-- begin Supplied data --

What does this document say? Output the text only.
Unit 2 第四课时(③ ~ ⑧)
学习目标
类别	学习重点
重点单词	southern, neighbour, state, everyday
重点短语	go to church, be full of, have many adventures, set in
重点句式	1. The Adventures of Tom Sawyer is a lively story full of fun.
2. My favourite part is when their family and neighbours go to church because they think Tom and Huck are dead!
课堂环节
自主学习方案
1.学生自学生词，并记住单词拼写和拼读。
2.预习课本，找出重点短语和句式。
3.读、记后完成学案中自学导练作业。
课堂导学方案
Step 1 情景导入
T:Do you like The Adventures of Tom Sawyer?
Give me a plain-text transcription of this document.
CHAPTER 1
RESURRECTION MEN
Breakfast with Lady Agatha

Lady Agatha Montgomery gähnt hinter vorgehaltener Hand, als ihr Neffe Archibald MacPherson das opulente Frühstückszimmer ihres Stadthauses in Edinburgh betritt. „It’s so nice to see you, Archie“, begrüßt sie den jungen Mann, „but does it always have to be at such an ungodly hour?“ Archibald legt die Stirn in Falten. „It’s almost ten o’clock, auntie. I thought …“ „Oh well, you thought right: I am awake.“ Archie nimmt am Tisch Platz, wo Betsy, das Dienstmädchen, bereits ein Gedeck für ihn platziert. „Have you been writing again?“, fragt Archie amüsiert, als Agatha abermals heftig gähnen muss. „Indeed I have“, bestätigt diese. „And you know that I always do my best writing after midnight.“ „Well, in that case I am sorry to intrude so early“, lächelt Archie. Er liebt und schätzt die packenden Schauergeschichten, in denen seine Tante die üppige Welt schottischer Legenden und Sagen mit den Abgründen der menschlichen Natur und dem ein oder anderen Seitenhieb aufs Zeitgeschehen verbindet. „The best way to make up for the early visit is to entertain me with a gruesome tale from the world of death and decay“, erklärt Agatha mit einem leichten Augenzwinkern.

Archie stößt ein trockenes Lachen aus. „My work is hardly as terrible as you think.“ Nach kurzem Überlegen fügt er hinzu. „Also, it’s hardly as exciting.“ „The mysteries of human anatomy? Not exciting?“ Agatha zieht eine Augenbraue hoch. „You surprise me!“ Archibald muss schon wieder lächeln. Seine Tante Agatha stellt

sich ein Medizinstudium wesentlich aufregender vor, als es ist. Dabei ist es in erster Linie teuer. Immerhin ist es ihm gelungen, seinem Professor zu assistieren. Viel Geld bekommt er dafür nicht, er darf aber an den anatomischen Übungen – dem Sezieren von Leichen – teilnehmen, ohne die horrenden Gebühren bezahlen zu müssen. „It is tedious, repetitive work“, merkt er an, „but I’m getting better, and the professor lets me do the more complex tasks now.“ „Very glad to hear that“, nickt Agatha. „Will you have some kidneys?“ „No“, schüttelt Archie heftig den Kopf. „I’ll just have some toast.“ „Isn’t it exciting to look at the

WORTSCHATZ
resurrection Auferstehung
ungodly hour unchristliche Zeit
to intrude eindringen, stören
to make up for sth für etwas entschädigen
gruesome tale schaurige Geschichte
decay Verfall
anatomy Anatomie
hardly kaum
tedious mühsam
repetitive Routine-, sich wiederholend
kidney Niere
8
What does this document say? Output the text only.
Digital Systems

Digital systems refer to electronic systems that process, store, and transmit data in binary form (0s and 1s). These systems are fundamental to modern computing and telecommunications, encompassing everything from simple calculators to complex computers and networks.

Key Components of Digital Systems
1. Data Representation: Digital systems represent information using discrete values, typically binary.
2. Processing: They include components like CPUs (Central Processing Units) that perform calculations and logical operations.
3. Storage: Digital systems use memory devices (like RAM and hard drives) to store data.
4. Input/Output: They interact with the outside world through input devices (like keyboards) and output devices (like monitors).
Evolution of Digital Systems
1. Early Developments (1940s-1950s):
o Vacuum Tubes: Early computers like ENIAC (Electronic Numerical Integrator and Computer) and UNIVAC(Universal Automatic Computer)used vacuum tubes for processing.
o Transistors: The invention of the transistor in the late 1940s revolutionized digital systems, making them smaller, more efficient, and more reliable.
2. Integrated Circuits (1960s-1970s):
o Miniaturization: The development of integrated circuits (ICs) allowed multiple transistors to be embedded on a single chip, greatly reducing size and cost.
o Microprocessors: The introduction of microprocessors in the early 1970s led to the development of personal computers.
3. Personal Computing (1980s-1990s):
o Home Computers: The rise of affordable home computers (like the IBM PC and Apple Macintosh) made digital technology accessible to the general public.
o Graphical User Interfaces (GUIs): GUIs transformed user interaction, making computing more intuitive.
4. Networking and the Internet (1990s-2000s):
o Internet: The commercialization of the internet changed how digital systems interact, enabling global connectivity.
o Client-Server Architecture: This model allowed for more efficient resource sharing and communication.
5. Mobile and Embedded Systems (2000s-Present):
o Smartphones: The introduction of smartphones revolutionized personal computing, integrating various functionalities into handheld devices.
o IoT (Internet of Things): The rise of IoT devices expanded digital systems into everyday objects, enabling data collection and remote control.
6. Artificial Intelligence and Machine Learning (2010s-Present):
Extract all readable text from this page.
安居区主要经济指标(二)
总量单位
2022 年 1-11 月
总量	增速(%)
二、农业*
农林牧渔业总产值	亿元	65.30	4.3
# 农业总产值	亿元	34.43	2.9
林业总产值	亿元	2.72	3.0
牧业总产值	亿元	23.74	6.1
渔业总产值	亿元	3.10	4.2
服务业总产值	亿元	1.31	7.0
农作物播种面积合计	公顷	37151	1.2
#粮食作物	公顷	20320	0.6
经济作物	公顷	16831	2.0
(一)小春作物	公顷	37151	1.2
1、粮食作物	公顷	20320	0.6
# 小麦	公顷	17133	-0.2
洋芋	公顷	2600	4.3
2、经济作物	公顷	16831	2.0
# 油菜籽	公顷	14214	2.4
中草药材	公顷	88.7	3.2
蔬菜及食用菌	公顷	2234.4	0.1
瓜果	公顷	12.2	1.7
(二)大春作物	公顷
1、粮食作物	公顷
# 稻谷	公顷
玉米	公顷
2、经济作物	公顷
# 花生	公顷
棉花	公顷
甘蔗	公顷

-- end Supplied data --

**Problem description:** Extract the data exactly as given.

**Response below:**
What does this document say? Output the text only.
Unit 2 第四课时(③ ~ ⑧)
学习目标
类别	学习重点
重点单词	southern, neighbour, state, everyday
重点短语	go to church, be full of, have many adventures, set in
重点句式	1. The Adventures of Tom Sawyer is a lively story full of fun.
2. My favourite part is when their family and neighbours go to church because they think Tom and Huck are dead!
课堂环节
自主学习方案
1.学生自学生词，并记住单词拼写和拼读。
2.预习课本，找出重点短语和句式。
3.读、记后完成学案中自学导练作业。
课堂导学方案
Step 1 情景导入
T:Do you like The Adventures of Tom Sawyer?
Give me a plain-text transcription of this document.
CHAPTER 1
RESURRECTION MEN
Breakfast with Lady Agatha

Lady Agatha Montgomery gähnt hinter vorgehaltener Hand, als ihr Neffe Archibald MacPherson das opulente Frühstückszimmer ihres Stadthauses in Edinburgh betritt. „It’s so nice to see you, Archie“, begrüßt sie den jungen Mann, „but does it always have to be at such an ungodly hour?“ Archibald legt die Stirn in Falten. „It’s almost ten o’clock, auntie. I thought …“ „Oh well, you thought right: I am awake.“ Archie nimmt am Tisch Platz, wo Betsy, das Dienstmädchen, bereits ein Gedeck für ihn platziert. „Have you been writing again?“, fragt Archie amüsiert, als Agatha abermals heftig gähnen muss. „Indeed I have“, bestätigt diese. „And you know that I always do my best writing after midnight.“ „Well, in that case I am sorry to intrude so early“, lächelt Archie. Er liebt und schätzt die packenden Schauergeschichten, in denen seine Tante die üppige Welt schottischer Legenden und Sagen mit den Abgründen der menschlichen Natur und dem ein oder anderen Seitenhieb aufs Zeitgeschehen verbindet. „The best way to make up for the early visit is to entertain me with a gruesome tale from the world of death and decay“, erklärt Agatha mit einem leichten Augenzwinkern.

Archie stößt ein trockenes Lachen aus. „My work is hardly as terrible as you think.“ Nach kurzem Überlegen fügt er hinzu. „Also, it’s hardly as exciting.“ „The mysteries of human anatomy? Not exciting?“ Agatha zieht eine Augenbraue hoch. „You surprise me!“ Archibald muss schon wieder lächeln. Seine Tante Agatha stellt

sich ein Medizinstudium wesentlich aufregender vor, als es ist. Dabei ist es in erster Linie teuer. Immerhin ist es ihm gelungen, seinem Professor zu assistieren. Viel Geld bekommt er dafür nicht, er darf aber an den anatomischen Übungen – dem Sezieren von Leichen – teilnehmen, ohne die horrenden Gebühren bezahlen zu müssen. „It is tedious, repetitive work“, merkt er an, „but I’m getting better, and the professor lets me do the more complex tasks now.“ „Very glad to hear that“, nickt Agatha. „Will you have some kidneys?“ „No“, schüttelt Archie heftig den Kopf. „I’ll just have some toast.“ „Isn’t it exciting to look at the

WORTSCHATZ
resurrection Auferstehung
ungodly hour unchristliche Zeit
to intrude eindringen, stören
to make up for sth für etwas entschädigen
gruesome tale schaurige Geschichte
decay Verfall
anatomy Anatomie
hardly kaum
tedious mühsam
repetitive Routine-, sich wiederholend
kidney Niere
8
What does this document say? Output the text only.
Digital Systems

Digital systems refer to electronic systems that process, store, and transmit data in binary form (0s and 1s). These systems are fundamental to modern computing and telecommunications, encompassing everything from simple calculators to complex computers and networks.

Key Components of Digital Systems
1. Data Representation: Digital systems represent information using discrete values, typically binary.
2. Processing: They include components like CPUs (Central Processing Units) that perform calculations and logical operations.
3. Storage: Digital systems use memory devices (like RAM and hard drives) to store data.
4. Input/Output: They interact with the outside world through input devices (like keyboards) and output devices (like monitors).
Evolution of Digital Systems
1. Early Developments (1940s-1950s):
o Vacuum Tubes: Early computers like ENIAC (Electronic Numerical Integrator and Computer) and UNIVAC(Universal Automatic Computer)used vacuum tubes for processing.
o Transistors: The invention of the transistor in the late 1940s revolutionized digital systems, making them smaller, more efficient, and more reliable.
2. Integrated Circuits (1960s-1970s):
o Miniaturization: The development of integrated circuits (ICs) allowed multiple transistors to be embedded on a single chip, greatly reducing size and cost.
o Microprocessors: The introduction of microprocessors in the early 1970s led to the development of personal computers.
3. Personal Computing (1980s-1990s):
o Home Computers: The rise of affordable home computers (like the IBM PC and Apple Macintosh) made digital technology accessible to the general public.
o Graphical User Interfaces (GUIs): GUIs transformed user interaction, making computing more intuitive.
4. Networking and the Internet (1990s-2000s):
o Internet: The commercialization of the internet changed how digital systems interact, enabling global connectivity.
o Client-Server Architecture: This model allowed for more efficient resource sharing and communication.
5. Mobile and Embedded Systems (2000s-Present):
o Smartphones: The introduction of smartphones revolutionized personal computing, integrating various functionalities into handheld devices.
o IoT (Internet of Things): The rise of IoT devices expanded digital systems into everyday objects, enabling data collection and remote control.
6. Artificial Intelligence and Machine Learning (2010s-Present):
Extract all readable text from this page.
安居区主要经济指标(二)
总量单位
2022 年 1-11 月
总量	增速(%)
二、农业*
农林牧渔业总产值	亿元	65.30	4.3
# 农业总产值	亿元	34.43	2.9
林业总产值	亿元	2.72	3.0
牧业总产值	亿元	23.74	6.1
渔业总产值	亿元	3.10	4.2
服务业总产值	亿元	1.31	7.0
农作物播种面积合计	公顷	37151	1.2
#粮食作物	公顷	20320	0.6
经济作物	公顷	16831	2.0
(一)小春作物	公顷	37151	1.2
1、粮食作物	公顷	20320	0.6
# 小麦	公顷	17133	-0.2
洋芋	公顷	2600	4.3
2、经济作物	公顷	16831	2.0
# 油菜籽	公顷	14214	2.4
中草药材	公顷	88.7	3.2
蔬菜及食用菌	公顷	2234.4	0.1
瓜果	公顷	12.2	1.7
(二)大春作物	公顷
1、粮食作物	公顷
# 稻谷	公顷
玉米	公顷
2、经济作物	公顷
# 花生	公顷
棉花	公顷
甘蔗	公顷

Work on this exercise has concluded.